## Task prompt
Please copy out all lines of the entries that contain the word "oxidation".

## The records
..........

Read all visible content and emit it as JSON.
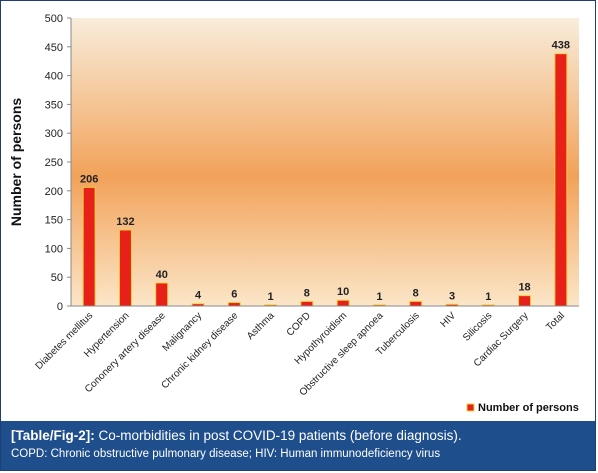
{
  "caption": {
    "tag": "[Table/Fig-2]:",
    "title": "Co-morbidities in post COVID-19 patients (before diagnosis).",
    "note": "COPD: Chronic obstructive pulmonary disease; HIV: Human immunodeficiency virus"
  },
  "colors": {
    "bar_fill": "#e8201a",
    "bar_stroke": "#f2d03a",
    "gradient_top": "#f8eddb",
    "gradient_mid": "#f2a25a",
    "gradient_bottom": "#fbe6c8",
    "caption_bg": "#1f4e8c"
  },
  "chart_data": {
    "type": "bar",
    "categories": [
      "Diabetes mellitus",
      "Hypertension",
      "Cononery artery disease",
      "Malignancy",
      "Chronic kidney disease",
      "Asthma",
      "COPD",
      "Hypothyroidism",
      "Obstructive sleep apnoea",
      "Tuberculosis",
      "HIV",
      "Silicosis",
      "Cardiac Surgery",
      "Total"
    ],
    "series": [
      {
        "name": "Number of persons",
        "values": [
          206,
          132,
          40,
          4,
          6,
          1,
          8,
          10,
          1,
          8,
          3,
          1,
          18,
          438
        ]
      }
    ],
    "data_labels": [
      "206",
      "132",
      "40",
      "4",
      "6",
      "1",
      "8",
      "10",
      "1",
      "8",
      "3",
      "1",
      "18",
      "438"
    ],
    "ylabel": "Number of persons",
    "xlabel": "",
    "ylim": [
      0,
      500
    ],
    "yticks": [
      "0",
      "50",
      "100",
      "150",
      "200",
      "250",
      "300",
      "350",
      "400",
      "450",
      "500"
    ],
    "grid": false,
    "legend": {
      "position": "bottom-right",
      "label": "Number of persons"
    }
  }
}
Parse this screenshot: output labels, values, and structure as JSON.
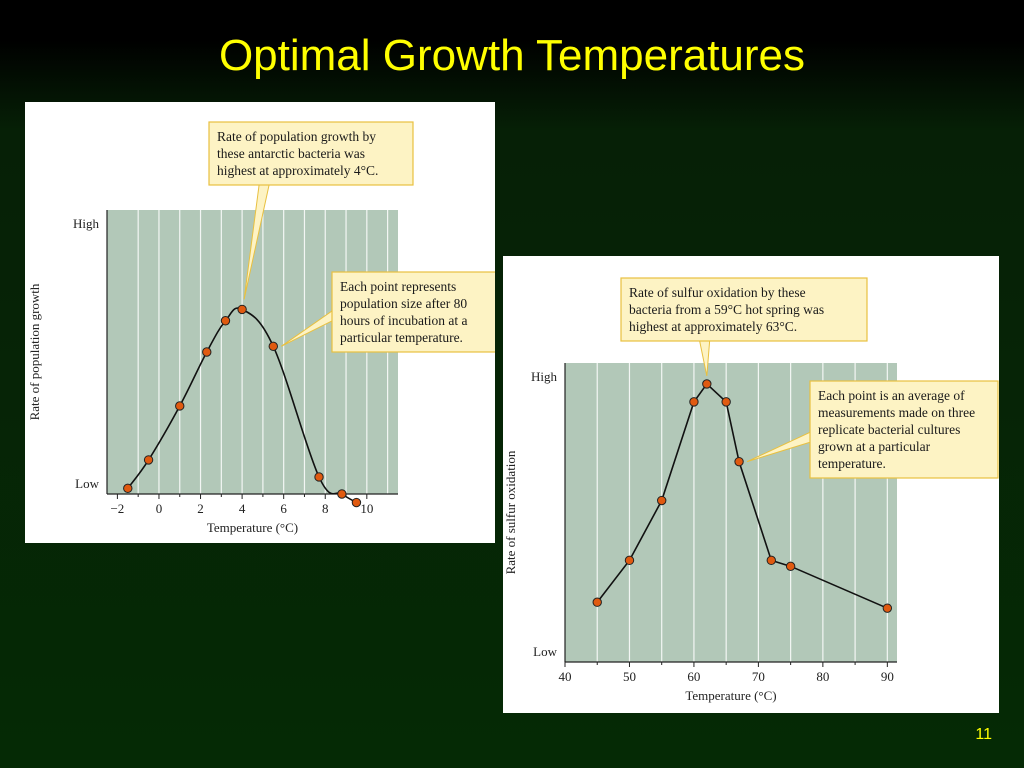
{
  "slide": {
    "title": "Optimal Growth Temperatures",
    "page_number": "11"
  },
  "colors": {
    "title": "#ffff00",
    "background": "#052a05",
    "plot_area": "#b2c8b8",
    "point_fill": "#e05a10",
    "callout_fill": "#fdf3c4",
    "callout_border": "#e8c040"
  },
  "chart_data": [
    {
      "type": "line",
      "title": "",
      "xlabel": "Temperature (°C)",
      "ylabel": "Rate of population growth",
      "xlim": [
        -2.5,
        11.5
      ],
      "ylim": [
        0,
        10
      ],
      "x_ticks": [
        -2,
        0,
        2,
        4,
        6,
        8,
        10
      ],
      "x_tick_labels": [
        "−2",
        "0",
        "2",
        "4",
        "6",
        "8",
        "10"
      ],
      "y_tick_labels": {
        "high": "High",
        "low": "Low"
      },
      "grid": "vertical lines",
      "series": [
        {
          "points": [
            {
              "x": -1.5,
              "y": 0.2
            },
            {
              "x": -0.5,
              "y": 1.2
            },
            {
              "x": 1.0,
              "y": 3.1
            },
            {
              "x": 2.3,
              "y": 5.0
            },
            {
              "x": 3.2,
              "y": 6.1
            },
            {
              "x": 4.0,
              "y": 6.5
            },
            {
              "x": 5.5,
              "y": 5.2
            },
            {
              "x": 7.7,
              "y": 0.6
            },
            {
              "x": 8.8,
              "y": 0.0
            },
            {
              "x": 9.5,
              "y": -0.3
            }
          ]
        }
      ],
      "annotations": [
        {
          "text": "Rate of population growth by these antarctic bacteria was highest at approximately 4°C."
        },
        {
          "text": "Each point represents population size after 80 hours of incubation at a particular temperature."
        }
      ]
    },
    {
      "type": "line",
      "title": "",
      "xlabel": "Temperature (°C)",
      "ylabel": "Rate of sulfur oxidation",
      "xlim": [
        40,
        91.5
      ],
      "ylim": [
        0,
        10
      ],
      "x_ticks": [
        40,
        50,
        60,
        70,
        80,
        90
      ],
      "x_tick_labels": [
        "40",
        "50",
        "60",
        "70",
        "80",
        "90"
      ],
      "y_tick_labels": {
        "high": "High",
        "low": "Low"
      },
      "grid": "vertical lines",
      "series": [
        {
          "points": [
            {
              "x": 45,
              "y": 2.0
            },
            {
              "x": 50,
              "y": 3.4
            },
            {
              "x": 55,
              "y": 5.4
            },
            {
              "x": 60,
              "y": 8.7
            },
            {
              "x": 62,
              "y": 9.3
            },
            {
              "x": 65,
              "y": 8.7
            },
            {
              "x": 67,
              "y": 6.7
            },
            {
              "x": 72,
              "y": 3.4
            },
            {
              "x": 75,
              "y": 3.2
            },
            {
              "x": 90,
              "y": 1.8
            }
          ]
        }
      ],
      "annotations": [
        {
          "text": "Rate of sulfur oxidation by these bacteria from a 59°C hot spring was highest at approximately 63°C."
        },
        {
          "text": "Each point is an average of measurements made on three replicate bacterial cultures grown at a particular temperature."
        }
      ]
    }
  ]
}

..........

## Written response
      "ylabel": "Rate of sulfur oxidation",
          "text": "Rate of sulfur oxidation by these bacteria from a 59°C hot spring was highest at approximately 63°C."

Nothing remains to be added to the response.